__Your objective__
Select each line where the word "marker" appears.

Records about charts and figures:
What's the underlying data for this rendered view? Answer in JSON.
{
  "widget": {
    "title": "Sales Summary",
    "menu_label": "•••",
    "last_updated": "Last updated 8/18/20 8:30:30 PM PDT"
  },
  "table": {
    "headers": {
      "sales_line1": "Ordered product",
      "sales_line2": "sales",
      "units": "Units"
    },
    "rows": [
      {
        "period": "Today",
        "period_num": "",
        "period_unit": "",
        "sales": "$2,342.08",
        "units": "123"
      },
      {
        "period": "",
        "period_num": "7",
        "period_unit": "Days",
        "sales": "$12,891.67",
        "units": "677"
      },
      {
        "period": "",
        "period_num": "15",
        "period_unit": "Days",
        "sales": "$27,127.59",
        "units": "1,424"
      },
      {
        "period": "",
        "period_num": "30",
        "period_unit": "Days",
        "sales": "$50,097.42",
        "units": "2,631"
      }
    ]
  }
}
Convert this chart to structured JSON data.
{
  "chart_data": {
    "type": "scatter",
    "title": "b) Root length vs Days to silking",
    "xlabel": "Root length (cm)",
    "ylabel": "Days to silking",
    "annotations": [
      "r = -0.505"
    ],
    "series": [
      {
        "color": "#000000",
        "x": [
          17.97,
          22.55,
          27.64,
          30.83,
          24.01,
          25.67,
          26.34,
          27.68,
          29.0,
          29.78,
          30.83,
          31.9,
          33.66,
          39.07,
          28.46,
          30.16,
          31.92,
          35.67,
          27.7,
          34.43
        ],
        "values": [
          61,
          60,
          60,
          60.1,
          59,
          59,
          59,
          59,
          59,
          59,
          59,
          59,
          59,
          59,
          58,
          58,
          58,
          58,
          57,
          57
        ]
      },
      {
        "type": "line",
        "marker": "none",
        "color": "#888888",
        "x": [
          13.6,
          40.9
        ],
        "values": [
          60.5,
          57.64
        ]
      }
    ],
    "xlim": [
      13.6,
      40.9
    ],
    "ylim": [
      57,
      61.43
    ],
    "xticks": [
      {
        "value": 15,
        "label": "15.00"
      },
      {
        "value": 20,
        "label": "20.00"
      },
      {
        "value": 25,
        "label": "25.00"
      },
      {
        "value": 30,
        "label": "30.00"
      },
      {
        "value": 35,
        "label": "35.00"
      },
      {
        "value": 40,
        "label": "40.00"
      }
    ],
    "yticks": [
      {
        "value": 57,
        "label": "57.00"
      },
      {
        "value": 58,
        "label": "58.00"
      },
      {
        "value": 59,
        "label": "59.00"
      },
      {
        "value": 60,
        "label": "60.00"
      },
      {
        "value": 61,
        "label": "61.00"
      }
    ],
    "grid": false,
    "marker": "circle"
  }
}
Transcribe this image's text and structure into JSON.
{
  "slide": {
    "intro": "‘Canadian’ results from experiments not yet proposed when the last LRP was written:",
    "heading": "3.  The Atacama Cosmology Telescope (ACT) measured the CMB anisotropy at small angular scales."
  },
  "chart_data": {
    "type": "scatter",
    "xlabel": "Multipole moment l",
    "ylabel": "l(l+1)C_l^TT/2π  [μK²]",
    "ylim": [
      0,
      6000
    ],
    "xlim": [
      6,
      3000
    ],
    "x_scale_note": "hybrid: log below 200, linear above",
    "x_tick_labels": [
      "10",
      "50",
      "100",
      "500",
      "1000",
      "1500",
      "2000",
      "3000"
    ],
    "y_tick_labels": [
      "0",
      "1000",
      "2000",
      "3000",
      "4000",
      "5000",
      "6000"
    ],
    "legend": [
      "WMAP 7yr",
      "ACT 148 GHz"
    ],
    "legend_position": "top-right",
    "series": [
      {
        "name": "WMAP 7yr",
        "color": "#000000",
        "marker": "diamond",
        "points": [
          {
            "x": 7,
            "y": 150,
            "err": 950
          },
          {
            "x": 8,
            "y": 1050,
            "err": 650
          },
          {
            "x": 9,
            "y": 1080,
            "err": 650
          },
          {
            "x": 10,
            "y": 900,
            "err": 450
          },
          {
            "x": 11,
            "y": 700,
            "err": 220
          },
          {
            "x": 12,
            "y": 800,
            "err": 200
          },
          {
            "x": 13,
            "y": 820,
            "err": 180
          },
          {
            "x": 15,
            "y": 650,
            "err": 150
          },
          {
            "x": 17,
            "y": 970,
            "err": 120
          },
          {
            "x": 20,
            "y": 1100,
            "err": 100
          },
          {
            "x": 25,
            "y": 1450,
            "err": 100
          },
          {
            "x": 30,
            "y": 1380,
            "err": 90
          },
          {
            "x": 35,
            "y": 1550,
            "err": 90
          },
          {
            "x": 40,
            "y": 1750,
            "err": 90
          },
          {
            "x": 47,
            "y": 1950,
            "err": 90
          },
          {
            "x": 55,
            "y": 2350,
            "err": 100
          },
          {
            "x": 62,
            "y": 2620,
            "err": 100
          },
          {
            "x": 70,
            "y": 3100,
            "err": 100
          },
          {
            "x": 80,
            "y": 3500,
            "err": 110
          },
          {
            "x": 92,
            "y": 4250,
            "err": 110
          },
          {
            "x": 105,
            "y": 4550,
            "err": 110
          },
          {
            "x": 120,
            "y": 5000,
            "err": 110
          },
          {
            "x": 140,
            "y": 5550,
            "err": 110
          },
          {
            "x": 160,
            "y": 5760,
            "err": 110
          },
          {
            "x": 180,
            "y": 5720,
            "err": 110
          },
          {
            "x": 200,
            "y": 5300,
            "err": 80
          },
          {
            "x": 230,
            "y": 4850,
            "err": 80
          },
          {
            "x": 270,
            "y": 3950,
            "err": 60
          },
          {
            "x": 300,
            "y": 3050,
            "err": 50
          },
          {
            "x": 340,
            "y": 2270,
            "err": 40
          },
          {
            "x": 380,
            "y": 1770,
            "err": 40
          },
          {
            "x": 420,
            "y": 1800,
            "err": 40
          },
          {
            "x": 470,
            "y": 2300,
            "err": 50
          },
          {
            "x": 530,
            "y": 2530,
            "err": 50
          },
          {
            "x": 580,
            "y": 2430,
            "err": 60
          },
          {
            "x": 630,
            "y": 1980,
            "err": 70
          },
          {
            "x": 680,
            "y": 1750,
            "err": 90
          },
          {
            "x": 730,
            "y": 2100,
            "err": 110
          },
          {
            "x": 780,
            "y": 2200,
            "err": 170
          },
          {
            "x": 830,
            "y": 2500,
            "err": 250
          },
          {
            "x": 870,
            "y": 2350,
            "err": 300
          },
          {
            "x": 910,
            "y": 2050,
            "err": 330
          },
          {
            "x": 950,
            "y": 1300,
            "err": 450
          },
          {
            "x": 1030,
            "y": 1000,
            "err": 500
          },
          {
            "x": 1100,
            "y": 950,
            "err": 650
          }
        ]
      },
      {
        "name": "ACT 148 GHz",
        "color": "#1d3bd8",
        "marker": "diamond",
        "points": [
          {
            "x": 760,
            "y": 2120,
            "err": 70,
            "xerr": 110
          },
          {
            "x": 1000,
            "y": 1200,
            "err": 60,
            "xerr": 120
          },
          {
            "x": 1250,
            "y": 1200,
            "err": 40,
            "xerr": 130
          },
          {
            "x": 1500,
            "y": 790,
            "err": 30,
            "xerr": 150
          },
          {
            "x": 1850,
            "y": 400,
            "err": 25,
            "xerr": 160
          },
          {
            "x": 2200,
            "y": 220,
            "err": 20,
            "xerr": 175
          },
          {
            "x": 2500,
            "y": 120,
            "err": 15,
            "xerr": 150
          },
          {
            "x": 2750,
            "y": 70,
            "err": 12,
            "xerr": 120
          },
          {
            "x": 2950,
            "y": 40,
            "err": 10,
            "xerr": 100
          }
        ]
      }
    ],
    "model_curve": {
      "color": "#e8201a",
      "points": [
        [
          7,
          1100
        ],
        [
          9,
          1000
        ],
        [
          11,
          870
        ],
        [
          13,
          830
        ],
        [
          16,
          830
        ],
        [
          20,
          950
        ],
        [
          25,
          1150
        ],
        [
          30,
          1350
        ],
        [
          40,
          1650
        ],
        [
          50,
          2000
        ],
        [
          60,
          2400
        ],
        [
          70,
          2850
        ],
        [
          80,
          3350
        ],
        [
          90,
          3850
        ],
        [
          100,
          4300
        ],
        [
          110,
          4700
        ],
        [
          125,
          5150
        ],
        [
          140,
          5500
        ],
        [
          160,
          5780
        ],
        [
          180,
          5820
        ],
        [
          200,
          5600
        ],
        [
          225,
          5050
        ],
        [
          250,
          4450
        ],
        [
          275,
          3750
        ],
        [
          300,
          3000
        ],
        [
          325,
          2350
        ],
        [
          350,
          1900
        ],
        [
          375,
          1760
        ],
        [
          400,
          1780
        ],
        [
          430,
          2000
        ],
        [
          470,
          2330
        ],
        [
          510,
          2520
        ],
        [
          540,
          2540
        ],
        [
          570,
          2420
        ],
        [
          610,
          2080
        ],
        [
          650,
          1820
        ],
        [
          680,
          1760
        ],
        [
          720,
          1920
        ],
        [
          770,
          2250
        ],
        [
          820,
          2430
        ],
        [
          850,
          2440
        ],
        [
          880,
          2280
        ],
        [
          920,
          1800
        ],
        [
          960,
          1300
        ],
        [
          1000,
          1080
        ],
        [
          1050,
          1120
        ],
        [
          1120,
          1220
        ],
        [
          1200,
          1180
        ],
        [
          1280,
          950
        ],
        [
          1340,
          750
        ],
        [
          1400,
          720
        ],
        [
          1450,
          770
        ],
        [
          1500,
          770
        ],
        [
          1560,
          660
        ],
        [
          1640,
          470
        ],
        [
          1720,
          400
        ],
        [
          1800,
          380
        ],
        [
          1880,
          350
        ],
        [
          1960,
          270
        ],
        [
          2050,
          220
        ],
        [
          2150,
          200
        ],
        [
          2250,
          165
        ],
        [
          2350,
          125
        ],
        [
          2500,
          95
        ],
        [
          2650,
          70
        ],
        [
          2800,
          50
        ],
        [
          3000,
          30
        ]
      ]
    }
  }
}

__Written response__
        "marker": "none",
    "marker": "circle"
        "marker": "diamond",
        "marker": "diamond",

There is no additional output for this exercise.